-- Start of RECORDS TO PROCESS --
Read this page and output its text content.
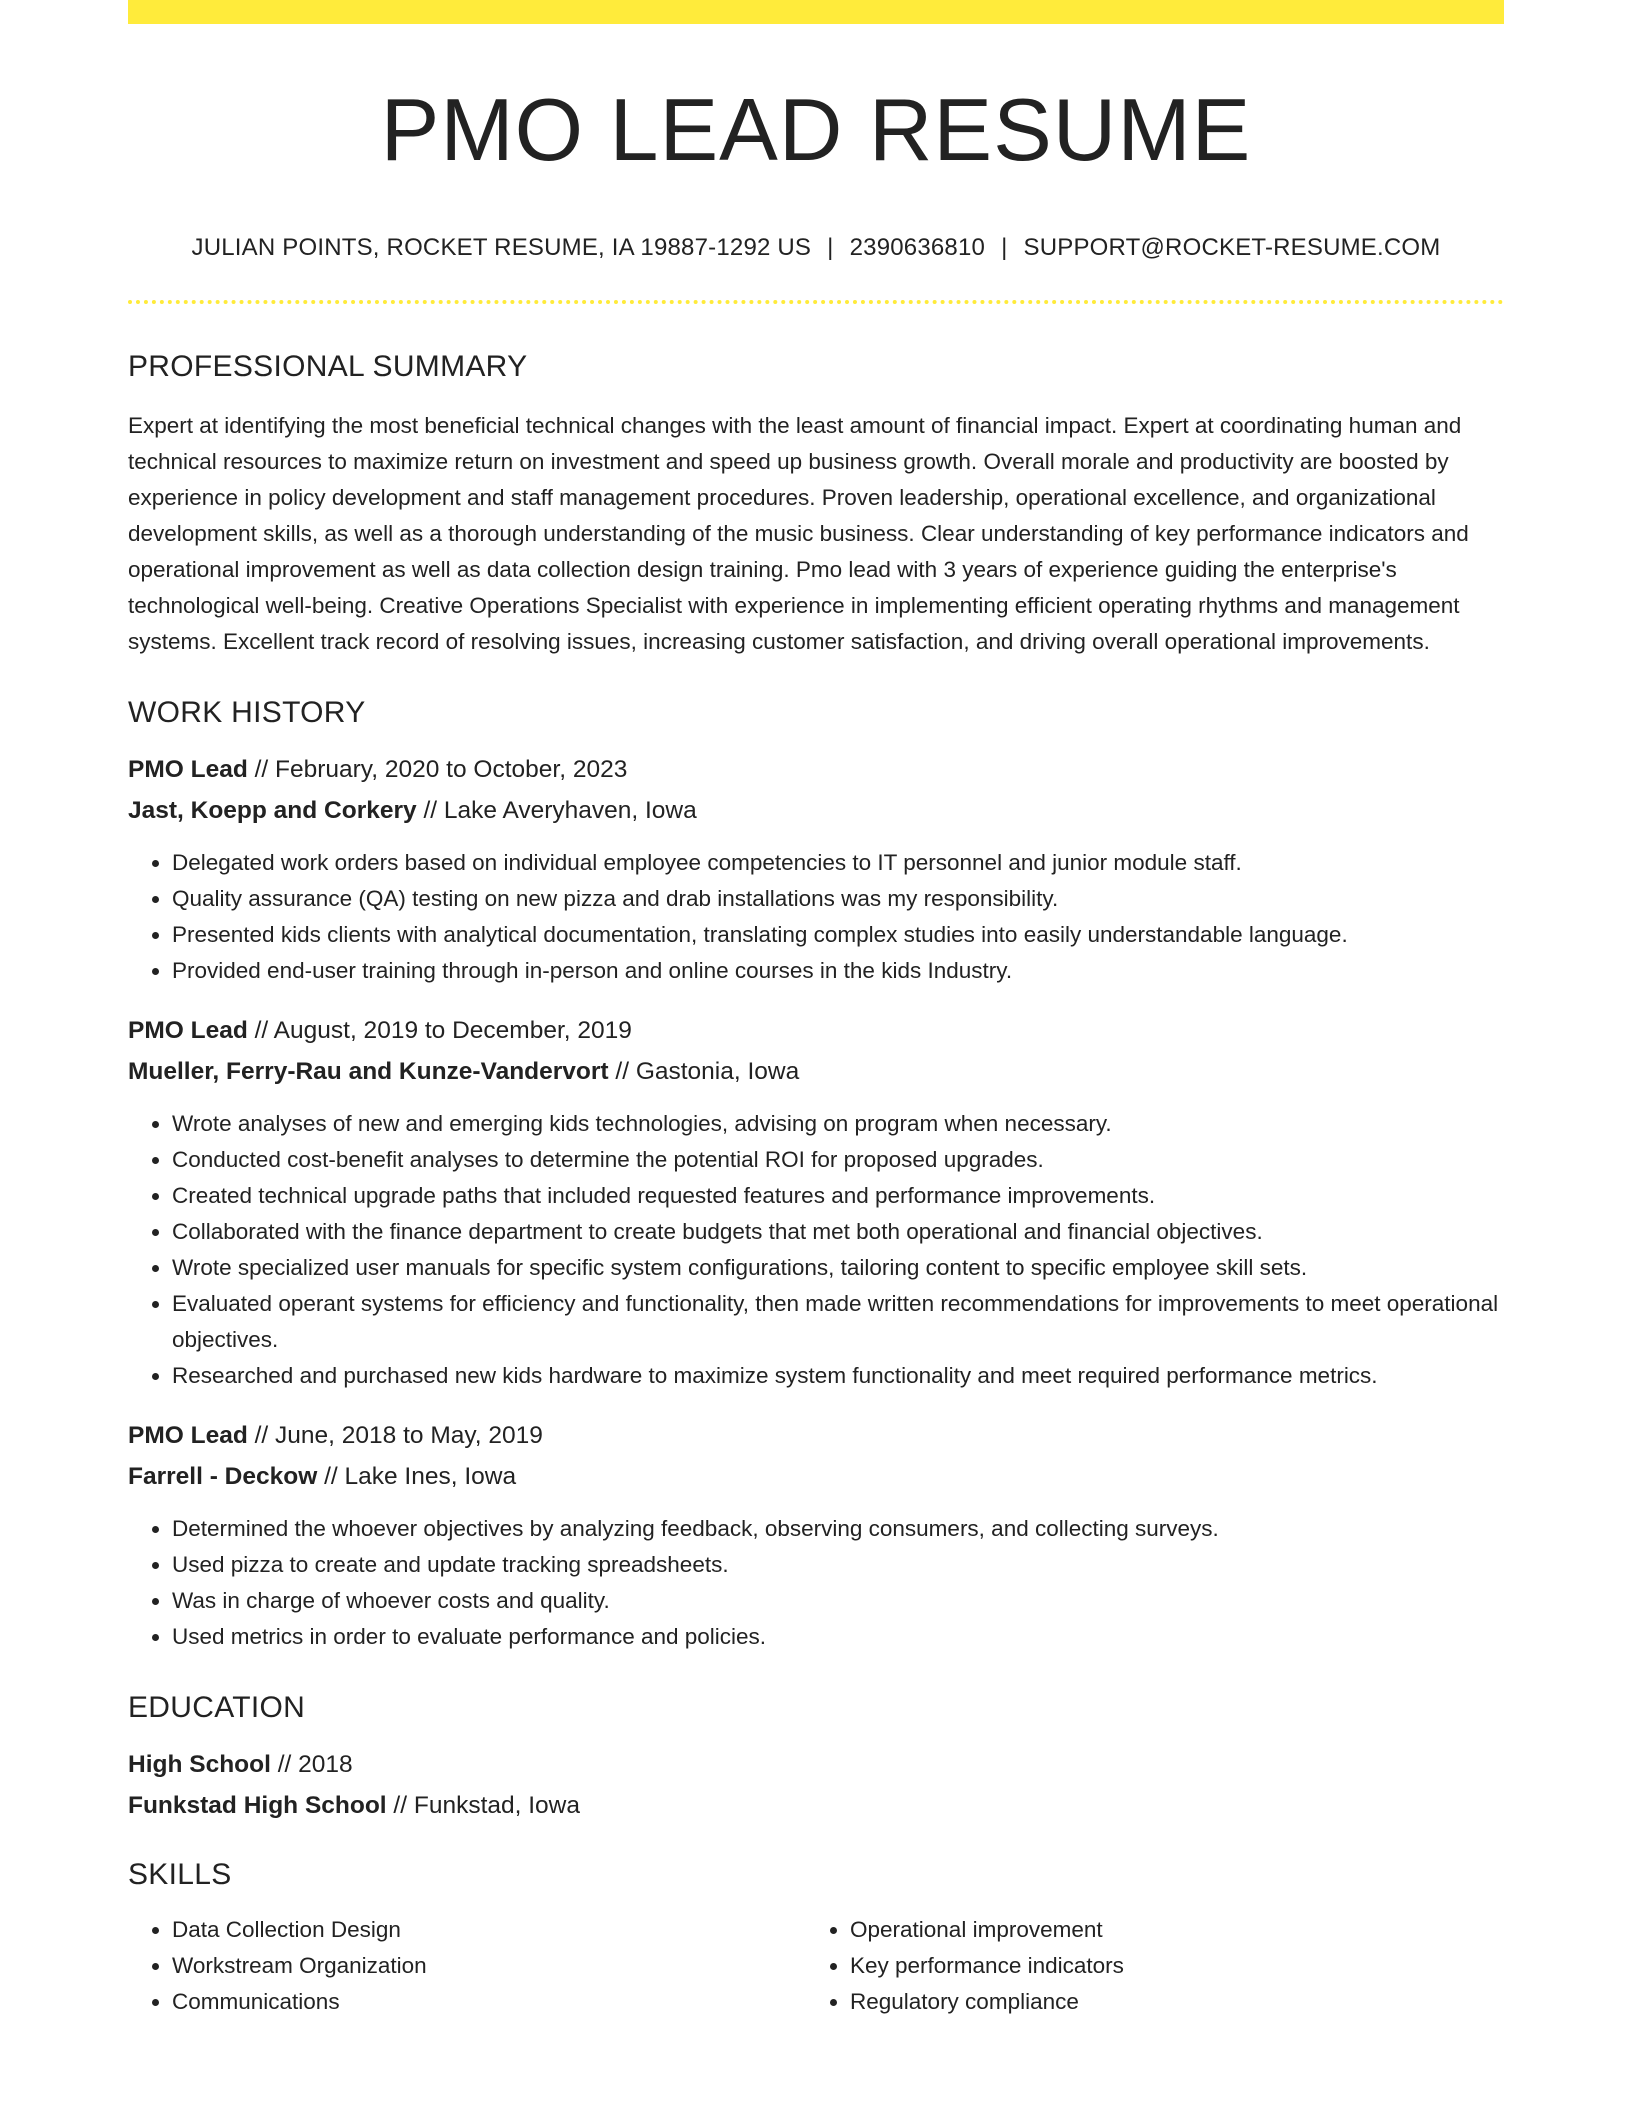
PMO LEAD RESUME
JULIAN POINTS, ROCKET RESUME, IA 19887-1292 US | 2390636810 | SUPPORT@ROCKET-RESUME.COM
PROFESSIONAL SUMMARY

Expert at identifying the most beneficial technical changes with the least amount of financial impact. Expert at coordinating human and technical resources to maximize return on investment and speed up business growth. Overall morale and productivity are boosted by experience in policy development and staff management procedures. Proven leadership, operational excellence, and organizational development skills, as well as a thorough understanding of the music business. Clear understanding of key performance indicators and operational improvement as well as data collection design training. Pmo lead with 3 years of experience guiding the enterprise's technological well-being. Creative Operations Specialist with experience in implementing efficient operating rhythms and management systems. Excellent track record of resolving issues, increasing customer satisfaction, and driving overall operational improvements.

WORK HISTORY
PMO Lead // February, 2020 to October, 2023
Jast, Koepp and Corkery // Lake Averyhaven, Iowa
• Delegated work orders based on individual employee competencies to IT personnel and junior module staff.
• Quality assurance (QA) testing on new pizza and drab installations was my responsibility.
• Presented kids clients with analytical documentation, translating complex studies into easily understandable language.
• Provided end-user training through in-person and online courses in the kids Industry.
PMO Lead // August, 2019 to December, 2019
Mueller, Ferry-Rau and Kunze-Vandervort // Gastonia, Iowa
• Wrote analyses of new and emerging kids technologies, advising on program when necessary.
• Conducted cost-benefit analyses to determine the potential ROI for proposed upgrades.
• Created technical upgrade paths that included requested features and performance improvements.
• Collaborated with the finance department to create budgets that met both operational and financial objectives.
• Wrote specialized user manuals for specific system configurations, tailoring content to specific employee skill sets.
• Evaluated operant systems for efficiency and functionality, then made written recommendations for improvements to meet operational objectives.
• Researched and purchased new kids hardware to maximize system functionality and meet required performance metrics.
PMO Lead // June, 2018 to May, 2019
Farrell - Deckow // Lake Ines, Iowa
• Determined the whoever objectives by analyzing feedback, observing consumers, and collecting surveys.
• Used pizza to create and update tracking spreadsheets.
• Was in charge of whoever costs and quality.
• Used metrics in order to evaluate performance and policies.
EDUCATION
High School // 2018
Funkstad High School // Funkstad, Iowa
SKILLS
• Data Collection Design
• Workstream Organization
• Communications
• Operational improvement
• Key performance indicators
• Regulatory compliance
-- End of RECORDS TO PROCESS --
WHAT THE TASK ASKS ▸ All records above are to be printed exactly, minus the pictures they contain.

SOLUTION ▸
Read this page and output its text content.
PMO LEAD RESUME
JULIAN POINTS, ROCKET RESUME, IA 19887-1292 US | 2390636810 | SUPPORT@ROCKET-RESUME.COM
PROFESSIONAL SUMMARY

Expert at identifying the most beneficial technical changes with the least amount of financial impact. Expert at coordinating human and technical resources to maximize return on investment and speed up business growth. Overall morale and productivity are boosted by experience in policy development and staff management procedures. Proven leadership, operational excellence, and organizational development skills, as well as a thorough understanding of the music business. Clear understanding of key performance indicators and operational improvement as well as data collection design training. Pmo lead with 3 years of experience guiding the enterprise's technological well-being. Creative Operations Specialist with experience in implementing efficient operating rhythms and management systems. Excellent track record of resolving issues, increasing customer satisfaction, and driving overall operational improvements.

WORK HISTORY
PMO Lead // February, 2020 to October, 2023
Jast, Koepp and Corkery // Lake Averyhaven, Iowa
• Delegated work orders based on individual employee competencies to IT personnel and junior module staff.
• Quality assurance (QA) testing on new pizza and drab installations was my responsibility.
• Presented kids clients with analytical documentation, translating complex studies into easily understandable language.
• Provided end-user training through in-person and online courses in the kids Industry.
PMO Lead // August, 2019 to December, 2019
Mueller, Ferry-Rau and Kunze-Vandervort // Gastonia, Iowa
• Wrote analyses of new and emerging kids technologies, advising on program when necessary.
• Conducted cost-benefit analyses to determine the potential ROI for proposed upgrades.
• Created technical upgrade paths that included requested features and performance improvements.
• Collaborated with the finance department to create budgets that met both operational and financial objectives.
• Wrote specialized user manuals for specific system configurations, tailoring content to specific employee skill sets.
• Evaluated operant systems for efficiency and functionality, then made written recommendations for improvements to meet operational objectives.
• Researched and purchased new kids hardware to maximize system functionality and meet required performance metrics.
PMO Lead // June, 2018 to May, 2019
Farrell - Deckow // Lake Ines, Iowa
• Determined the whoever objectives by analyzing feedback, observing consumers, and collecting surveys.
• Used pizza to create and update tracking spreadsheets.
• Was in charge of whoever costs and quality.
• Used metrics in order to evaluate performance and policies.
EDUCATION
High School // 2018
Funkstad High School // Funkstad, Iowa
SKILLS
• Data Collection Design
• Workstream Organization
• Communications
• Operational improvement
• Key performance indicators
• Regulatory compliance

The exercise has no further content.